[Saved data entries]
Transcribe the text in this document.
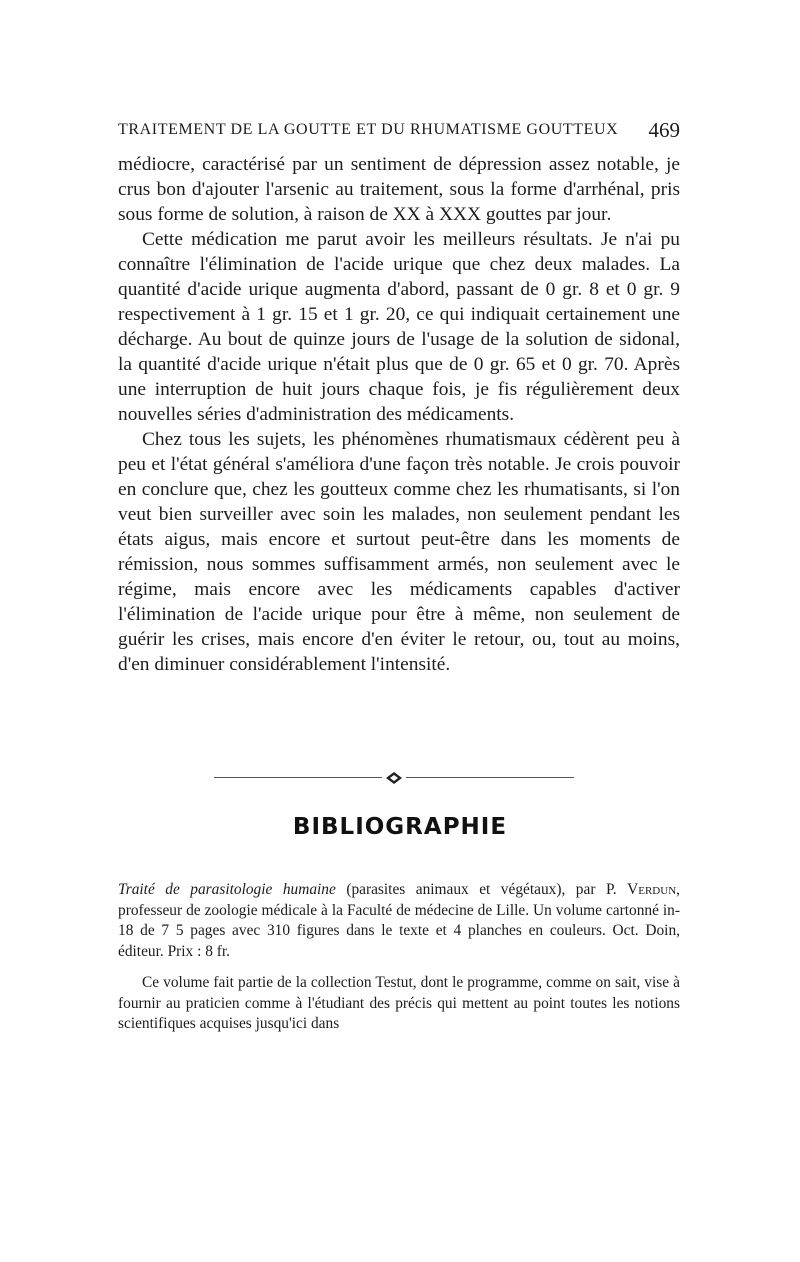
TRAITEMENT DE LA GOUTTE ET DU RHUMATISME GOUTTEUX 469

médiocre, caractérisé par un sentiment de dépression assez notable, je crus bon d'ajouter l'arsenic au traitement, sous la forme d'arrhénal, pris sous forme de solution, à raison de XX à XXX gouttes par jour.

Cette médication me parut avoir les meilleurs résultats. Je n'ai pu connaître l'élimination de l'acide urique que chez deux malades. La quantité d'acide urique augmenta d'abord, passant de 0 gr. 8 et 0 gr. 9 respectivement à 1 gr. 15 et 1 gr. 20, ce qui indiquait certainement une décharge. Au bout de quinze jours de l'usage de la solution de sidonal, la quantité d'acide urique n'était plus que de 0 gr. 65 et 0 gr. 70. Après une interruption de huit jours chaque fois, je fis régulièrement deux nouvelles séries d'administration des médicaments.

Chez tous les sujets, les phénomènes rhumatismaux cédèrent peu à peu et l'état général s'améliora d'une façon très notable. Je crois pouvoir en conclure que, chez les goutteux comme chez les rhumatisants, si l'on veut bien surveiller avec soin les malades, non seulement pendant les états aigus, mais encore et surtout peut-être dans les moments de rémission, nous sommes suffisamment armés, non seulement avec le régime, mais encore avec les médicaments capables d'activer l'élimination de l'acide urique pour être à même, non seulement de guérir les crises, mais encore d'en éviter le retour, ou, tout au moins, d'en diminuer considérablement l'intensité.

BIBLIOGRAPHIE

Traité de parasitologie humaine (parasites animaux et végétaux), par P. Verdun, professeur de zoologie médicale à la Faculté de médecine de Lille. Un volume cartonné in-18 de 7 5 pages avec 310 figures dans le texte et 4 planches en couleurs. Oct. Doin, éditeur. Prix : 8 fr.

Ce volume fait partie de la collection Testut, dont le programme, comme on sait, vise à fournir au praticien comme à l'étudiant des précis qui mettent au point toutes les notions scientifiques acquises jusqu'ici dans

WHAT IS NEEDED:
Reproduce all of the material exactly, apart from the pictures.

WRITTEN REPLY:
Transcribe the text in this document.
TRAITEMENT DE LA GOUTTE ET DU RHUMATISME GOUTTEUX 469

médiocre, caractérisé par un sentiment de dépression assez notable, je crus bon d'ajouter l'arsenic au traitement, sous la forme d'arrhénal, pris sous forme de solution, à raison de XX à XXX gouttes par jour.

Cette médication me parut avoir les meilleurs résultats. Je n'ai pu connaître l'élimination de l'acide urique que chez deux malades. La quantité d'acide urique augmenta d'abord, passant de 0 gr. 8 et 0 gr. 9 respectivement à 1 gr. 15 et 1 gr. 20, ce qui indiquait certainement une décharge. Au bout de quinze jours de l'usage de la solution de sidonal, la quantité d'acide urique n'était plus que de 0 gr. 65 et 0 gr. 70. Après une interruption de huit jours chaque fois, je fis régulièrement deux nouvelles séries d'administration des médicaments.

Chez tous les sujets, les phénomènes rhumatismaux cédèrent peu à peu et l'état général s'améliora d'une façon très notable. Je crois pouvoir en conclure que, chez les goutteux comme chez les rhumatisants, si l'on veut bien surveiller avec soin les malades, non seulement pendant les états aigus, mais encore et surtout peut-être dans les moments de rémission, nous sommes suffisamment armés, non seulement avec le régime, mais encore avec les médicaments capables d'activer l'élimination de l'acide urique pour être à même, non seulement de guérir les crises, mais encore d'en éviter le retour, ou, tout au moins, d'en diminuer considérablement l'intensité.

BIBLIOGRAPHIE

Traité de parasitologie humaine (parasites animaux et végétaux), par P. Verdun, professeur de zoologie médicale à la Faculté de médecine de Lille. Un volume cartonné in-18 de 7 5 pages avec 310 figures dans le texte et 4 planches en couleurs. Oct. Doin, éditeur. Prix : 8 fr.

Ce volume fait partie de la collection Testut, dont le programme, comme on sait, vise à fournir au praticien comme à l'étudiant des précis qui mettent au point toutes les notions scientifiques acquises jusqu'ici dans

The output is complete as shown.